### Exercise directions
Transcribe the material verbatim in full; the pictures do not belong in the copy.

Data listing
·····

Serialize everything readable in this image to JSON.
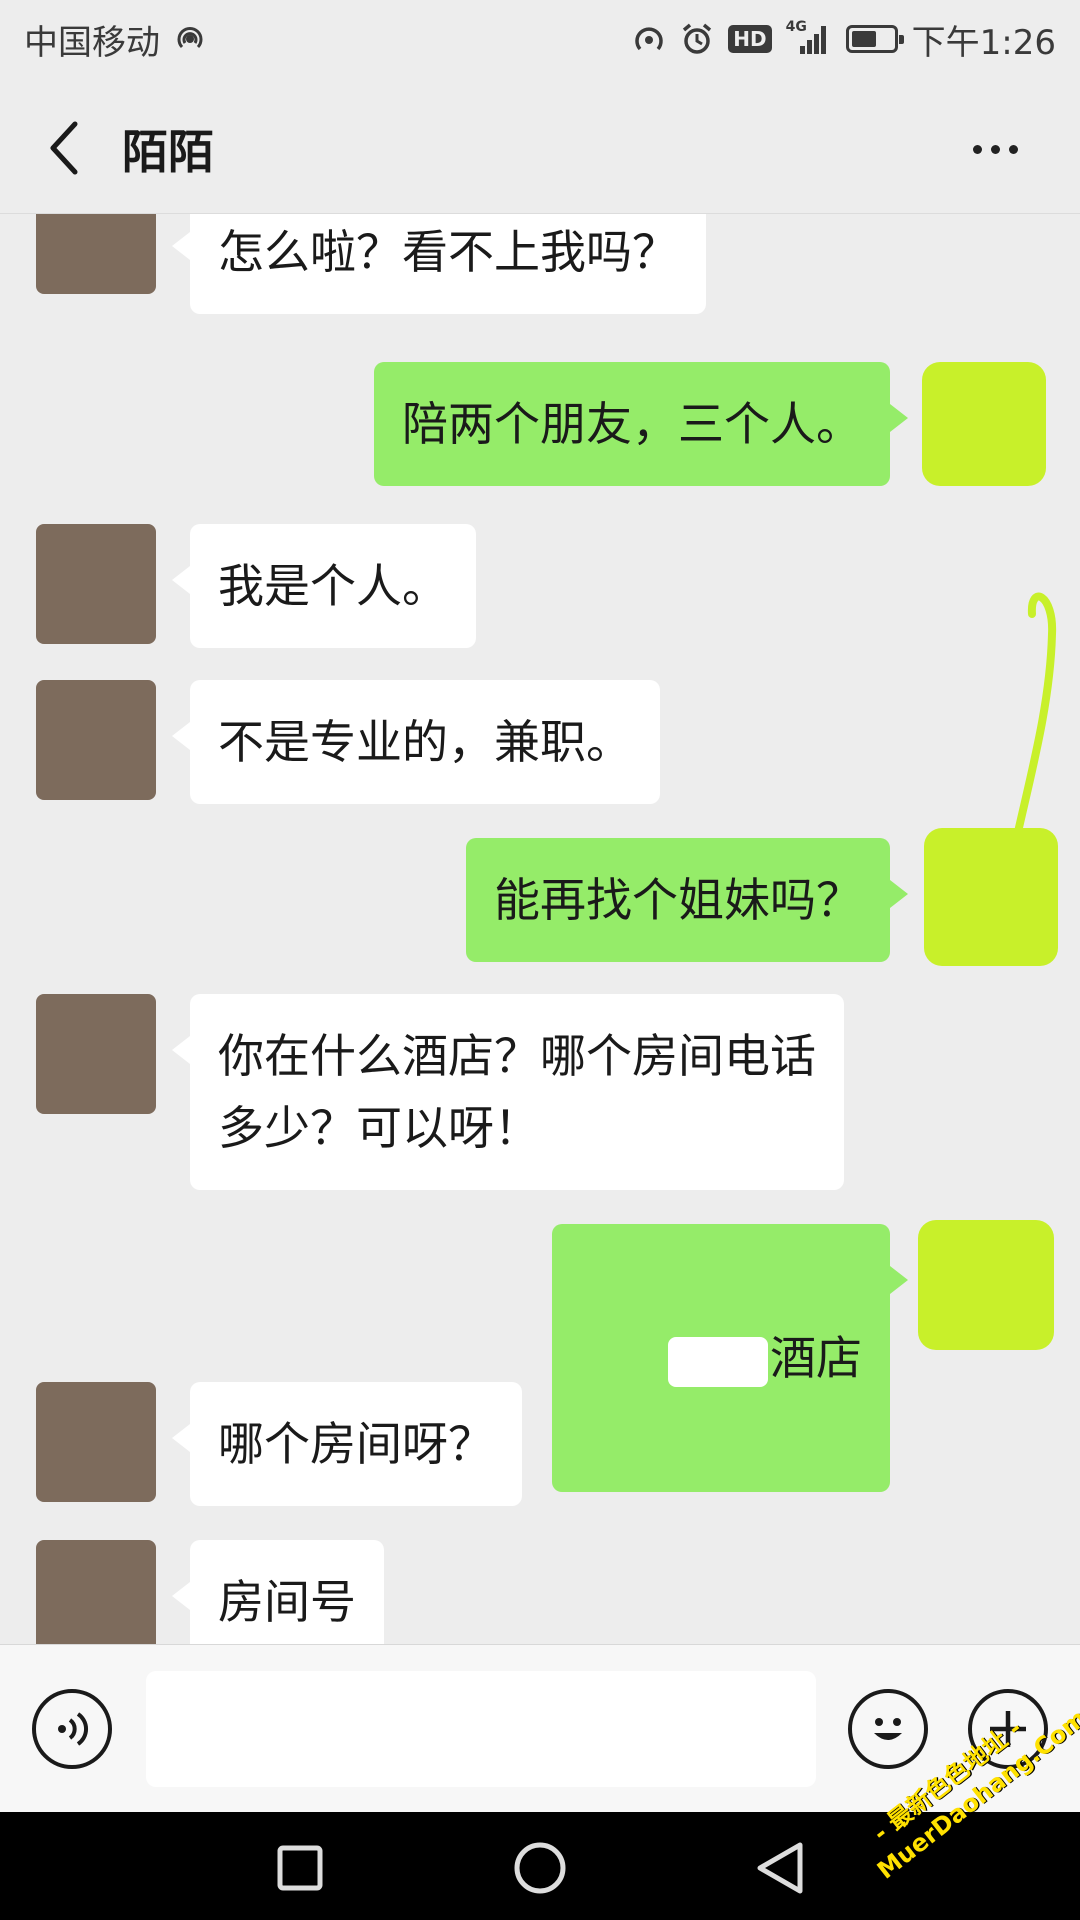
{
  "status_bar": {
    "carrier": "中国移动",
    "network": "4G",
    "hd": "HD",
    "battery_level": 0.6,
    "time": "下午1:26"
  },
  "nav": {
    "title": "陌陌"
  },
  "messages": [
    {
      "side": "in",
      "text": "怎么啦？看不上我吗？"
    },
    {
      "side": "out",
      "text": "陪两个朋友，三个人。"
    },
    {
      "side": "in",
      "text": "我是个人。"
    },
    {
      "side": "in",
      "text": "不是专业的，兼职。"
    },
    {
      "side": "out",
      "text": "能再找个姐妹吗？"
    },
    {
      "side": "in",
      "text": "你在什么酒店？哪个房间电话\n多少？可以呀！"
    },
    {
      "side": "out",
      "text": "酒店"
    },
    {
      "side": "in",
      "text": "哪个房间呀？"
    },
    {
      "side": "in",
      "text": "房间号"
    }
  ],
  "input_bar": {
    "icons": [
      "voice-icon",
      "emoji-icon",
      "plus-icon"
    ],
    "value": ""
  },
  "system_nav": {
    "icons": [
      "recents-icon",
      "home-icon",
      "back-icon"
    ]
  },
  "watermark": {
    "line1": "- 最新色色地址 -",
    "line2": "MuerDaohang.Com"
  },
  "colors": {
    "background": "#ededed",
    "bubble_in": "#ffffff",
    "bubble_out": "#95ec69",
    "scribble": "#c8f02a",
    "watermark": "#ffe100"
  }
}
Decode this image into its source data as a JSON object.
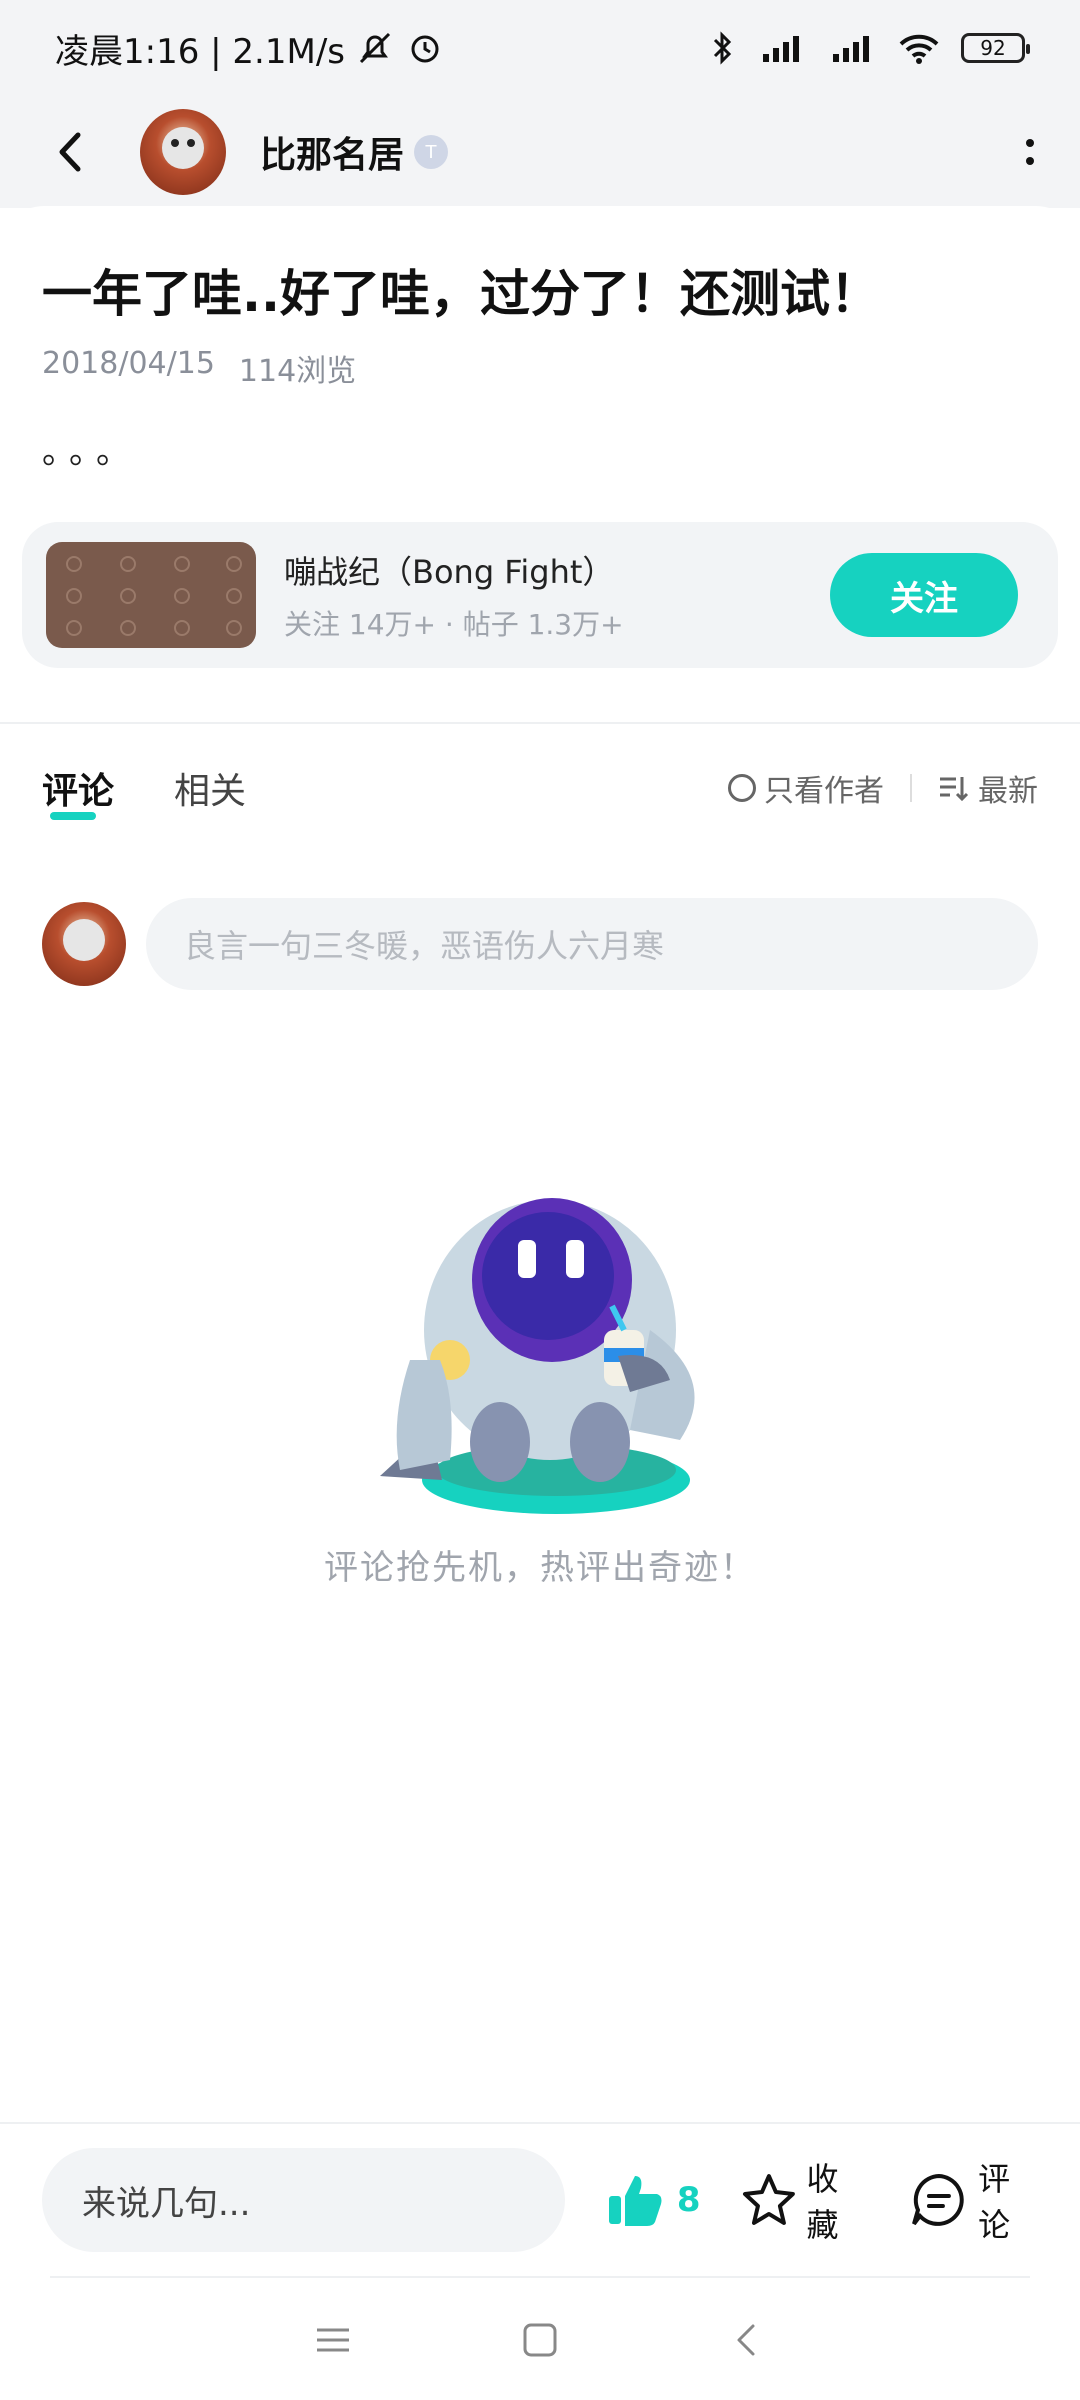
{
  "status_bar": {
    "time_speed": "凌晨1:16 | 2.1M/s",
    "battery": "92"
  },
  "header": {
    "username": "比那名居",
    "badge": "T"
  },
  "post": {
    "title": "一年了哇..好了哇，过分了！还测试！",
    "date": "2018/04/15",
    "views": "114浏览",
    "content": "。。。"
  },
  "game": {
    "name": "嘣战纪（Bong Fight）",
    "stats": "关注 14万+ · 帖子 1.3万+",
    "follow_label": "关注"
  },
  "tabs": {
    "comments": "评论",
    "related": "相关",
    "author_only": "只看作者",
    "sort": "最新"
  },
  "comment_input": {
    "placeholder": "良言一句三冬暖，恶语伤人六月寒"
  },
  "empty_state": {
    "text": "评论抢先机，热评出奇迹！"
  },
  "bottom_bar": {
    "say_placeholder": "来说几句...",
    "like_count": "8",
    "favorite_label": "收藏",
    "comment_label": "评论"
  },
  "colors": {
    "accent": "#16d2c0"
  }
}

·····

### Response to this exercise
Serialize everything readable in this image to JSON.
{
  "status_bar": {
    "carrier": "中国移动",
    "network": "4G",
    "hd": "HD",
    "battery_level": 0.6,
    "time": "下午1:26"
  },
  "nav": {
    "title": "陌陌"
  },
  "messages": [
    {
      "side": "in",
      "text": "怎么啦？看不上我吗？"
    },
    {
      "side": "out",
      "text": "陪两个朋友，三个人。"
    },
    {
      "side": "in",
      "text": "我是个人。"
    },
    {
      "side": "in",
      "text": "不是专业的，兼职。"
    },
    {
      "side": "out",
      "text": "能再找个姐妹吗？"
    },
    {
      "side": "in",
      "text": "你在什么酒店？哪个房间电话\n多少？可以呀！"
    },
    {
      "side": "out",
      "text": "酒店"
    },
    {
      "side": "in",
      "text": "哪个房间呀？"
    },
    {
      "side": "in",
      "text": "房间号"
    }
  ],
  "input_bar": {
    "icons": [
      "voice-icon",
      "emoji-icon",
      "plus-icon"
    ],
    "value": ""
  },
  "system_nav": {
    "icons": [
      "recents-icon",
      "home-icon",
      "back-icon"
    ]
  },
  "watermark": {
    "line1": "- 最新色色地址 -",
    "line2": "MuerDaohang.Com"
  },
  "colors": {
    "background": "#ededed",
    "bubble_in": "#ffffff",
    "bubble_out": "#95ec69",
    "scribble": "#c8f02a",
    "watermark": "#ffe100"
  }
}
Decode this image into its source data as a JSON object.
{
  "status_bar": {
    "time_speed": "凌晨1:16 | 2.1M/s",
    "battery": "92"
  },
  "header": {
    "username": "比那名居",
    "badge": "T"
  },
  "post": {
    "title": "一年了哇..好了哇，过分了！还测试！",
    "date": "2018/04/15",
    "views": "114浏览",
    "content": "。。。"
  },
  "game": {
    "name": "嘣战纪（Bong Fight）",
    "stats": "关注 14万+ · 帖子 1.3万+",
    "follow_label": "关注"
  },
  "tabs": {
    "comments": "评论",
    "related": "相关",
    "author_only": "只看作者",
    "sort": "最新"
  },
  "comment_input": {
    "placeholder": "良言一句三冬暖，恶语伤人六月寒"
  },
  "empty_state": {
    "text": "评论抢先机，热评出奇迹！"
  },
  "bottom_bar": {
    "say_placeholder": "来说几句...",
    "like_count": "8",
    "favorite_label": "收藏",
    "comment_label": "评论"
  },
  "colors": {
    "accent": "#16d2c0"
  }
}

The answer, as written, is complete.